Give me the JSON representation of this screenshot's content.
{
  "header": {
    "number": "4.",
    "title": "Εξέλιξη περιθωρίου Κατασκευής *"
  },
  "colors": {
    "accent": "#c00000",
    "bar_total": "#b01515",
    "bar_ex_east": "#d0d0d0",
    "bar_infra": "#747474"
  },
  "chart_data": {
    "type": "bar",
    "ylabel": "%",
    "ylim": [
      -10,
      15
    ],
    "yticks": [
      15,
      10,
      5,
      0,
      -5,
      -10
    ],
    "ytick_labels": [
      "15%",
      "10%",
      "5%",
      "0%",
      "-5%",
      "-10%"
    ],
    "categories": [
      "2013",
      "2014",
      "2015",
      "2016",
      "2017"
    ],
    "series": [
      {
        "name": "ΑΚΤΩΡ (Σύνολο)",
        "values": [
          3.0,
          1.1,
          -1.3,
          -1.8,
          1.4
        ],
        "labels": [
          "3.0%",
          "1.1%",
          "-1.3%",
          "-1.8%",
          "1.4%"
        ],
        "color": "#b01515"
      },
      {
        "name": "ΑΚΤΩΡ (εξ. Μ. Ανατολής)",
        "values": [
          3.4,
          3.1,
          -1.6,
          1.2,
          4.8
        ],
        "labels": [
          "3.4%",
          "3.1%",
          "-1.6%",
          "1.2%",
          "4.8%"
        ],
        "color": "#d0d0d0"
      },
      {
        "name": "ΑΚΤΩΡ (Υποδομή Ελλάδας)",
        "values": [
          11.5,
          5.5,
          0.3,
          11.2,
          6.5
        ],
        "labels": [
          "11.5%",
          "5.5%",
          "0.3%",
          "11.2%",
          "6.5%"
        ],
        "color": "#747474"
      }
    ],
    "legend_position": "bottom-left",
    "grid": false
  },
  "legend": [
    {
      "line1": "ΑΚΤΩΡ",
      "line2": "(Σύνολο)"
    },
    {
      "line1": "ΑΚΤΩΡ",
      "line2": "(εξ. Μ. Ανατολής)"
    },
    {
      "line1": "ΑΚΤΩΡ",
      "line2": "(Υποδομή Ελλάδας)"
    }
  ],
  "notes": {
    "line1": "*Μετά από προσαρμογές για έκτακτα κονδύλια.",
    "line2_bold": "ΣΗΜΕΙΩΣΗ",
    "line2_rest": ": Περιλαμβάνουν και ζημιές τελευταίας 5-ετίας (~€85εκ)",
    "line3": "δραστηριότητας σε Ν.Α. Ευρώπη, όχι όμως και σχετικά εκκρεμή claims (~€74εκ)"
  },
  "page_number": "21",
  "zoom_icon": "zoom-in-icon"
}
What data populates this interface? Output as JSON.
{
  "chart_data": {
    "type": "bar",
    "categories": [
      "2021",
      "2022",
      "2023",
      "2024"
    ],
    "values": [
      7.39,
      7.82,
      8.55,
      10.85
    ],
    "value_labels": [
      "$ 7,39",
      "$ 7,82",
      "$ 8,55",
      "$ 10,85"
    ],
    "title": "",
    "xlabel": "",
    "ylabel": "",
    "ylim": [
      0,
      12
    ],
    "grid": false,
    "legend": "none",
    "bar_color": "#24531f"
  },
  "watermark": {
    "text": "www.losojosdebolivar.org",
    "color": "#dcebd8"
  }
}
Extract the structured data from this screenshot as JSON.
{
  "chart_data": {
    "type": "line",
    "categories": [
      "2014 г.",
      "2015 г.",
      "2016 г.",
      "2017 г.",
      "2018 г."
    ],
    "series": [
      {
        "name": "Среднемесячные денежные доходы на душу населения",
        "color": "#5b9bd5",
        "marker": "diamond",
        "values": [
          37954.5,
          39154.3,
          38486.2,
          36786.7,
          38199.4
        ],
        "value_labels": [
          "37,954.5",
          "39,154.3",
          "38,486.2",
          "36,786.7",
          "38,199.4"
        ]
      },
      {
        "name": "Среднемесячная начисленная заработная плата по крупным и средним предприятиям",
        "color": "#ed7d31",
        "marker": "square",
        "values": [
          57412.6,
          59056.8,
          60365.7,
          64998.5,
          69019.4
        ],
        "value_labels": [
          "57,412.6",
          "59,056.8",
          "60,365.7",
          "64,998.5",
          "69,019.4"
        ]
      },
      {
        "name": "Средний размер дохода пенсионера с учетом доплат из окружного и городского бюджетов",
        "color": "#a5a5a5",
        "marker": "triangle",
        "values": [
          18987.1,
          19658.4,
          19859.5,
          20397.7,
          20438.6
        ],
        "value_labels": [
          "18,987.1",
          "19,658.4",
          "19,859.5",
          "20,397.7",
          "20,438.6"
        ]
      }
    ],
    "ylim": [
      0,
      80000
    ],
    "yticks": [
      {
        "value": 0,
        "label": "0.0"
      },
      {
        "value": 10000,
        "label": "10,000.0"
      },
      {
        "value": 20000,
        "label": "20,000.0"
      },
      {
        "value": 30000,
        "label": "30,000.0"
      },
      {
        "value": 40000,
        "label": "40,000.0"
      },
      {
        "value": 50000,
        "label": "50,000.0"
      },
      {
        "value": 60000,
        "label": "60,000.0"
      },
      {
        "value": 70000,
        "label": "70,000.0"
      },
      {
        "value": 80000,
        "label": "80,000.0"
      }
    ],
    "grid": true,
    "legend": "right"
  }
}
——————————
→ **Exercise details**:
Reproduce every record above exactly as it appears.

→ **Full solution**:
Give me the JSON representation of this screenshot's content.
{
  "header": {
    "number": "4.",
    "title": "Εξέλιξη περιθωρίου Κατασκευής *"
  },
  "colors": {
    "accent": "#c00000",
    "bar_total": "#b01515",
    "bar_ex_east": "#d0d0d0",
    "bar_infra": "#747474"
  },
  "chart_data": {
    "type": "bar",
    "ylabel": "%",
    "ylim": [
      -10,
      15
    ],
    "yticks": [
      15,
      10,
      5,
      0,
      -5,
      -10
    ],
    "ytick_labels": [
      "15%",
      "10%",
      "5%",
      "0%",
      "-5%",
      "-10%"
    ],
    "categories": [
      "2013",
      "2014",
      "2015",
      "2016",
      "2017"
    ],
    "series": [
      {
        "name": "ΑΚΤΩΡ (Σύνολο)",
        "values": [
          3.0,
          1.1,
          -1.3,
          -1.8,
          1.4
        ],
        "labels": [
          "3.0%",
          "1.1%",
          "-1.3%",
          "-1.8%",
          "1.4%"
        ],
        "color": "#b01515"
      },
      {
        "name": "ΑΚΤΩΡ (εξ. Μ. Ανατολής)",
        "values": [
          3.4,
          3.1,
          -1.6,
          1.2,
          4.8
        ],
        "labels": [
          "3.4%",
          "3.1%",
          "-1.6%",
          "1.2%",
          "4.8%"
        ],
        "color": "#d0d0d0"
      },
      {
        "name": "ΑΚΤΩΡ (Υποδομή Ελλάδας)",
        "values": [
          11.5,
          5.5,
          0.3,
          11.2,
          6.5
        ],
        "labels": [
          "11.5%",
          "5.5%",
          "0.3%",
          "11.2%",
          "6.5%"
        ],
        "color": "#747474"
      }
    ],
    "legend_position": "bottom-left",
    "grid": false
  },
  "legend": [
    {
      "line1": "ΑΚΤΩΡ",
      "line2": "(Σύνολο)"
    },
    {
      "line1": "ΑΚΤΩΡ",
      "line2": "(εξ. Μ. Ανατολής)"
    },
    {
      "line1": "ΑΚΤΩΡ",
      "line2": "(Υποδομή Ελλάδας)"
    }
  ],
  "notes": {
    "line1": "*Μετά από προσαρμογές για έκτακτα κονδύλια.",
    "line2_bold": "ΣΗΜΕΙΩΣΗ",
    "line2_rest": ": Περιλαμβάνουν και ζημιές τελευταίας 5-ετίας (~€85εκ)",
    "line3": "δραστηριότητας σε Ν.Α. Ευρώπη, όχι όμως και σχετικά εκκρεμή claims (~€74εκ)"
  },
  "page_number": "21",
  "zoom_icon": "zoom-in-icon"
}
What data populates this interface? Output as JSON.
{
  "chart_data": {
    "type": "bar",
    "categories": [
      "2021",
      "2022",
      "2023",
      "2024"
    ],
    "values": [
      7.39,
      7.82,
      8.55,
      10.85
    ],
    "value_labels": [
      "$ 7,39",
      "$ 7,82",
      "$ 8,55",
      "$ 10,85"
    ],
    "title": "",
    "xlabel": "",
    "ylabel": "",
    "ylim": [
      0,
      12
    ],
    "grid": false,
    "legend": "none",
    "bar_color": "#24531f"
  },
  "watermark": {
    "text": "www.losojosdebolivar.org",
    "color": "#dcebd8"
  }
}
Extract the structured data from this screenshot as JSON.
{
  "chart_data": {
    "type": "line",
    "categories": [
      "2014 г.",
      "2015 г.",
      "2016 г.",
      "2017 г.",
      "2018 г."
    ],
    "series": [
      {
        "name": "Среднемесячные денежные доходы на душу населения",
        "color": "#5b9bd5",
        "marker": "diamond",
        "values": [
          37954.5,
          39154.3,
          38486.2,
          36786.7,
          38199.4
        ],
        "value_labels": [
          "37,954.5",
          "39,154.3",
          "38,486.2",
          "36,786.7",
          "38,199.4"
        ]
      },
      {
        "name": "Среднемесячная начисленная заработная плата по крупным и средним предприятиям",
        "color": "#ed7d31",
        "marker": "square",
        "values": [
          57412.6,
          59056.8,
          60365.7,
          64998.5,
          69019.4
        ],
        "value_labels": [
          "57,412.6",
          "59,056.8",
          "60,365.7",
          "64,998.5",
          "69,019.4"
        ]
      },
      {
        "name": "Средний размер дохода пенсионера с учетом доплат из окружного и городского бюджетов",
        "color": "#a5a5a5",
        "marker": "triangle",
        "values": [
          18987.1,
          19658.4,
          19859.5,
          20397.7,
          20438.6
        ],
        "value_labels": [
          "18,987.1",
          "19,658.4",
          "19,859.5",
          "20,397.7",
          "20,438.6"
        ]
      }
    ],
    "ylim": [
      0,
      80000
    ],
    "yticks": [
      {
        "value": 0,
        "label": "0.0"
      },
      {
        "value": 10000,
        "label": "10,000.0"
      },
      {
        "value": 20000,
        "label": "20,000.0"
      },
      {
        "value": 30000,
        "label": "30,000.0"
      },
      {
        "value": 40000,
        "label": "40,000.0"
      },
      {
        "value": 50000,
        "label": "50,000.0"
      },
      {
        "value": 60000,
        "label": "60,000.0"
      },
      {
        "value": 70000,
        "label": "70,000.0"
      },
      {
        "value": 80000,
        "label": "80,000.0"
      }
    ],
    "grid": true,
    "legend": "right"
  }
}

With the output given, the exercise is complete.